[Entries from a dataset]
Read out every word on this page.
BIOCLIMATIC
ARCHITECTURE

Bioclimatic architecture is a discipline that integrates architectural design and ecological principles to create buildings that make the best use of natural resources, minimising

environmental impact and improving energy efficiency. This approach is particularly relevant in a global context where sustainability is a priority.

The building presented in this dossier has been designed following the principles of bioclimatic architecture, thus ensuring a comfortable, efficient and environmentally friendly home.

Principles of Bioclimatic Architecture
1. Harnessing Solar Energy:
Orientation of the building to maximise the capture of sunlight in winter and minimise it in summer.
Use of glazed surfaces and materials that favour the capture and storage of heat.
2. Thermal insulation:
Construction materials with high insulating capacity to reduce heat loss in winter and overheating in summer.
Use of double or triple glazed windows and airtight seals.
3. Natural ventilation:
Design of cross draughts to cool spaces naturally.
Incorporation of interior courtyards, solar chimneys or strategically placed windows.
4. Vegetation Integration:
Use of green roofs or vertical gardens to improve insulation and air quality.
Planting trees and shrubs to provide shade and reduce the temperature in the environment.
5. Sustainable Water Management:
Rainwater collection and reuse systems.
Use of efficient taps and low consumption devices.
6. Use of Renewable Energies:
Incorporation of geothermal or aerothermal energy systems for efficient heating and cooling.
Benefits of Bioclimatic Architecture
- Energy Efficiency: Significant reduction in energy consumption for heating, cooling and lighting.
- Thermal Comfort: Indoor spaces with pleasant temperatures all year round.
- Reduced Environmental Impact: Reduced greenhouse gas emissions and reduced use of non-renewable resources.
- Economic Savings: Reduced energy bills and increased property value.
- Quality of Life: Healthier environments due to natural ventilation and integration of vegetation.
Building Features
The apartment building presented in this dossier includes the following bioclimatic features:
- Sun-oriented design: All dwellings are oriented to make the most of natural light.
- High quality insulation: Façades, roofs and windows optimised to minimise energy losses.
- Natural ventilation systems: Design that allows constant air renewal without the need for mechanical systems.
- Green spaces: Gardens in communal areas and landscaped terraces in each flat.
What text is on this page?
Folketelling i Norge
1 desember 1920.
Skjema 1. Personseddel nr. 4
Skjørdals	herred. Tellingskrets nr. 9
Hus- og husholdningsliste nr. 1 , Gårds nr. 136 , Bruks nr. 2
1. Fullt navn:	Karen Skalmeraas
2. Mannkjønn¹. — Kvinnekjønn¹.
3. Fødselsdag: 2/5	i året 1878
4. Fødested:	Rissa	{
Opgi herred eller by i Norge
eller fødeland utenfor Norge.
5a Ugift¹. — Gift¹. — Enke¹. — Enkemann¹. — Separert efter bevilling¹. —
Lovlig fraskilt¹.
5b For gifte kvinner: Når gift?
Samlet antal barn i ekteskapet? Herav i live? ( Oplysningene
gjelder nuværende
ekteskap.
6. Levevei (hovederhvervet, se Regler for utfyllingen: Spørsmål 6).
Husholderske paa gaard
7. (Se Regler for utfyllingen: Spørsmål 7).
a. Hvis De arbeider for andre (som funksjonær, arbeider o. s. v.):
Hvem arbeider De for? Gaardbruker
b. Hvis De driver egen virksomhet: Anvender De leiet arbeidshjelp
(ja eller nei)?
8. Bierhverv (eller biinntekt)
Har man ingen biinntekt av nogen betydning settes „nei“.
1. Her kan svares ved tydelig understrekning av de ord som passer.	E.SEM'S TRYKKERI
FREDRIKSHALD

Stated exercise -
Identify the lines that contain the string "dossier", and copy every one of them.

The reply -
The building presented in this dossier has been designed following the principles of bioclimatic architecture, thus ensuring a comfortable, efficient and environmentally friendly home.
The apartment building presented in this dossier includes the following bioclimatic features:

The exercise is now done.